## Start Records for processing
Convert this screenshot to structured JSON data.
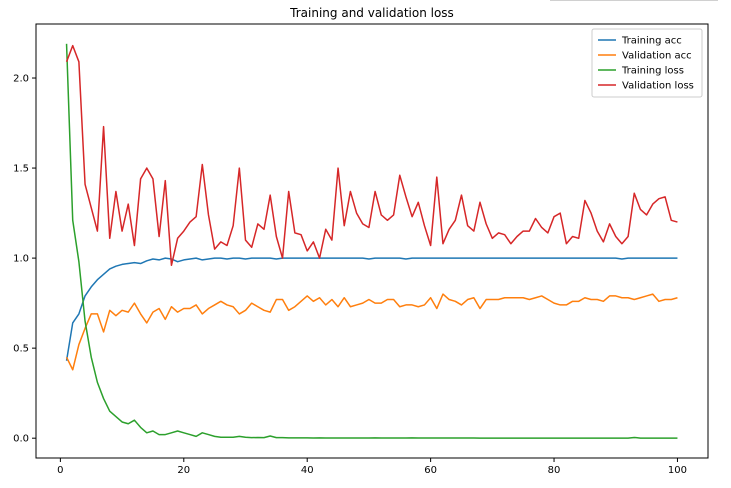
{
  "chart_data": {
    "type": "line",
    "title": "Training and validation loss",
    "xlabel": "",
    "ylabel": "",
    "xlim": [
      -3.95,
      104.95
    ],
    "ylim": [
      -0.11,
      2.3
    ],
    "xticks": [
      0,
      20,
      40,
      60,
      80,
      100
    ],
    "yticks": [
      0.0,
      0.5,
      1.0,
      1.5,
      2.0
    ],
    "xtick_labels": [
      "0",
      "20",
      "40",
      "60",
      "80",
      "100"
    ],
    "ytick_labels": [
      "0.0",
      "0.5",
      "1.0",
      "1.5",
      "2.0"
    ],
    "grid": false,
    "legend_position": "upper-right",
    "series": [
      {
        "name": "Training acc",
        "color": "#1f77b4",
        "x": [
          1,
          2,
          3,
          4,
          5,
          6,
          7,
          8,
          9,
          10,
          11,
          12,
          13,
          14,
          15,
          16,
          17,
          18,
          19,
          20,
          21,
          22,
          23,
          24,
          25,
          26,
          27,
          28,
          29,
          30,
          31,
          32,
          33,
          34,
          35,
          36,
          37,
          38,
          39,
          40,
          41,
          42,
          43,
          44,
          45,
          46,
          47,
          48,
          49,
          50,
          51,
          52,
          53,
          54,
          55,
          56,
          57,
          58,
          59,
          60,
          61,
          62,
          63,
          64,
          65,
          66,
          67,
          68,
          69,
          70,
          71,
          72,
          73,
          74,
          75,
          76,
          77,
          78,
          79,
          80,
          81,
          82,
          83,
          84,
          85,
          86,
          87,
          88,
          89,
          90,
          91,
          92,
          93,
          94,
          95,
          96,
          97,
          98,
          99,
          100
        ],
        "values": [
          0.43,
          0.64,
          0.69,
          0.79,
          0.84,
          0.88,
          0.91,
          0.94,
          0.955,
          0.965,
          0.97,
          0.975,
          0.97,
          0.985,
          0.995,
          0.99,
          1.0,
          0.995,
          0.98,
          0.99,
          0.995,
          1.0,
          0.99,
          0.995,
          1.0,
          1.0,
          0.995,
          1.0,
          1.0,
          0.995,
          1.0,
          1.0,
          1.0,
          1.0,
          0.995,
          1.0,
          1.0,
          1.0,
          1.0,
          1.0,
          1.0,
          1.0,
          1.0,
          1.0,
          1.0,
          1.0,
          1.0,
          1.0,
          1.0,
          0.995,
          1.0,
          1.0,
          1.0,
          1.0,
          1.0,
          0.995,
          1.0,
          1.0,
          1.0,
          1.0,
          1.0,
          1.0,
          1.0,
          1.0,
          1.0,
          1.0,
          1.0,
          1.0,
          1.0,
          1.0,
          1.0,
          1.0,
          1.0,
          1.0,
          1.0,
          1.0,
          1.0,
          1.0,
          1.0,
          1.0,
          1.0,
          1.0,
          1.0,
          1.0,
          1.0,
          1.0,
          1.0,
          1.0,
          1.0,
          1.0,
          0.995,
          1.0,
          1.0,
          1.0,
          1.0,
          1.0,
          1.0,
          1.0,
          1.0,
          1.0
        ]
      },
      {
        "name": "Validation acc",
        "color": "#ff7f0e",
        "x": [
          1,
          2,
          3,
          4,
          5,
          6,
          7,
          8,
          9,
          10,
          11,
          12,
          13,
          14,
          15,
          16,
          17,
          18,
          19,
          20,
          21,
          22,
          23,
          24,
          25,
          26,
          27,
          28,
          29,
          30,
          31,
          32,
          33,
          34,
          35,
          36,
          37,
          38,
          39,
          40,
          41,
          42,
          43,
          44,
          45,
          46,
          47,
          48,
          49,
          50,
          51,
          52,
          53,
          54,
          55,
          56,
          57,
          58,
          59,
          60,
          61,
          62,
          63,
          64,
          65,
          66,
          67,
          68,
          69,
          70,
          71,
          72,
          73,
          74,
          75,
          76,
          77,
          78,
          79,
          80,
          81,
          82,
          83,
          84,
          85,
          86,
          87,
          88,
          89,
          90,
          91,
          92,
          93,
          94,
          95,
          96,
          97,
          98,
          99,
          100
        ],
        "values": [
          0.45,
          0.38,
          0.52,
          0.61,
          0.69,
          0.69,
          0.59,
          0.71,
          0.68,
          0.71,
          0.7,
          0.75,
          0.69,
          0.64,
          0.7,
          0.72,
          0.66,
          0.73,
          0.7,
          0.72,
          0.72,
          0.74,
          0.69,
          0.72,
          0.74,
          0.76,
          0.74,
          0.73,
          0.69,
          0.71,
          0.75,
          0.73,
          0.71,
          0.7,
          0.77,
          0.77,
          0.71,
          0.73,
          0.76,
          0.79,
          0.76,
          0.78,
          0.74,
          0.77,
          0.73,
          0.78,
          0.73,
          0.74,
          0.75,
          0.77,
          0.75,
          0.75,
          0.77,
          0.77,
          0.73,
          0.74,
          0.74,
          0.73,
          0.74,
          0.78,
          0.72,
          0.8,
          0.77,
          0.76,
          0.74,
          0.77,
          0.78,
          0.72,
          0.77,
          0.77,
          0.77,
          0.78,
          0.78,
          0.78,
          0.78,
          0.77,
          0.78,
          0.79,
          0.77,
          0.75,
          0.74,
          0.74,
          0.76,
          0.76,
          0.78,
          0.77,
          0.77,
          0.76,
          0.79,
          0.79,
          0.78,
          0.78,
          0.77,
          0.78,
          0.79,
          0.8,
          0.76,
          0.77,
          0.77,
          0.78
        ]
      },
      {
        "name": "Training loss",
        "color": "#2ca02c",
        "x": [
          1,
          2,
          3,
          4,
          5,
          6,
          7,
          8,
          9,
          10,
          11,
          12,
          13,
          14,
          15,
          16,
          17,
          18,
          19,
          20,
          21,
          22,
          23,
          24,
          25,
          26,
          27,
          28,
          29,
          30,
          31,
          32,
          33,
          34,
          35,
          36,
          37,
          38,
          39,
          40,
          41,
          42,
          43,
          44,
          45,
          46,
          47,
          48,
          49,
          50,
          51,
          52,
          53,
          54,
          55,
          56,
          57,
          58,
          59,
          60,
          61,
          62,
          63,
          64,
          65,
          66,
          67,
          68,
          69,
          70,
          71,
          72,
          73,
          74,
          75,
          76,
          77,
          78,
          79,
          80,
          81,
          82,
          83,
          84,
          85,
          86,
          87,
          88,
          89,
          90,
          91,
          92,
          93,
          94,
          95,
          96,
          97,
          98,
          99,
          100
        ],
        "values": [
          2.19,
          1.21,
          0.98,
          0.65,
          0.45,
          0.31,
          0.22,
          0.15,
          0.12,
          0.09,
          0.08,
          0.1,
          0.06,
          0.03,
          0.04,
          0.02,
          0.02,
          0.03,
          0.04,
          0.03,
          0.02,
          0.01,
          0.03,
          0.02,
          0.01,
          0.005,
          0.005,
          0.005,
          0.01,
          0.005,
          0.003,
          0.004,
          0.003,
          0.012,
          0.003,
          0.003,
          0.002,
          0.002,
          0.002,
          0.002,
          0.001,
          0.002,
          0.001,
          0.001,
          0.001,
          0.001,
          0.001,
          0.001,
          0.001,
          0.001,
          0.002,
          0.001,
          0.001,
          0.001,
          0.001,
          0.001,
          0.002,
          0.001,
          0.001,
          0.001,
          0.001,
          0.001,
          0.001,
          0.001,
          0.001,
          0.001,
          0.001,
          0.0005,
          0.0005,
          0.0005,
          0.0005,
          0.0005,
          0.0005,
          0.0005,
          0.0005,
          0.0005,
          0.0005,
          0.0005,
          0.0005,
          0.0005,
          0.0005,
          0.0005,
          0.0005,
          0.0005,
          0.0005,
          0.0005,
          0.0005,
          0.0005,
          0.0005,
          0.0005,
          0.0005,
          0.0005,
          0.004,
          0.0005,
          0.0005,
          0.0005,
          0.0005,
          0.0005,
          0.0005,
          0.0005
        ]
      },
      {
        "name": "Validation loss",
        "color": "#d62728",
        "x": [
          1,
          2,
          3,
          4,
          5,
          6,
          7,
          8,
          9,
          10,
          11,
          12,
          13,
          14,
          15,
          16,
          17,
          18,
          19,
          20,
          21,
          22,
          23,
          24,
          25,
          26,
          27,
          28,
          29,
          30,
          31,
          32,
          33,
          34,
          35,
          36,
          37,
          38,
          39,
          40,
          41,
          42,
          43,
          44,
          45,
          46,
          47,
          48,
          49,
          50,
          51,
          52,
          53,
          54,
          55,
          56,
          57,
          58,
          59,
          60,
          61,
          62,
          63,
          64,
          65,
          66,
          67,
          68,
          69,
          70,
          71,
          72,
          73,
          74,
          75,
          76,
          77,
          78,
          79,
          80,
          81,
          82,
          83,
          84,
          85,
          86,
          87,
          88,
          89,
          90,
          91,
          92,
          93,
          94,
          95,
          96,
          97,
          98,
          99,
          100
        ],
        "values": [
          2.09,
          2.18,
          2.09,
          1.41,
          1.28,
          1.15,
          1.73,
          1.11,
          1.37,
          1.15,
          1.3,
          1.07,
          1.44,
          1.5,
          1.44,
          1.12,
          1.43,
          0.96,
          1.11,
          1.15,
          1.2,
          1.23,
          1.52,
          1.24,
          1.05,
          1.09,
          1.07,
          1.18,
          1.5,
          1.1,
          1.06,
          1.19,
          1.16,
          1.35,
          1.12,
          1.0,
          1.37,
          1.14,
          1.13,
          1.04,
          1.09,
          1.0,
          1.16,
          1.1,
          1.5,
          1.18,
          1.37,
          1.25,
          1.19,
          1.17,
          1.37,
          1.24,
          1.21,
          1.24,
          1.46,
          1.34,
          1.23,
          1.31,
          1.18,
          1.07,
          1.45,
          1.08,
          1.16,
          1.21,
          1.35,
          1.18,
          1.15,
          1.31,
          1.19,
          1.11,
          1.14,
          1.13,
          1.08,
          1.12,
          1.15,
          1.15,
          1.22,
          1.17,
          1.14,
          1.23,
          1.25,
          1.08,
          1.12,
          1.11,
          1.32,
          1.25,
          1.15,
          1.09,
          1.19,
          1.12,
          1.08,
          1.12,
          1.36,
          1.27,
          1.24,
          1.3,
          1.33,
          1.34,
          1.21,
          1.2
        ]
      }
    ]
  }
}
## End Records for processing
** What to do **
In how many lines does the word "Training" appear? Respond with the number alone.

** The solution **
3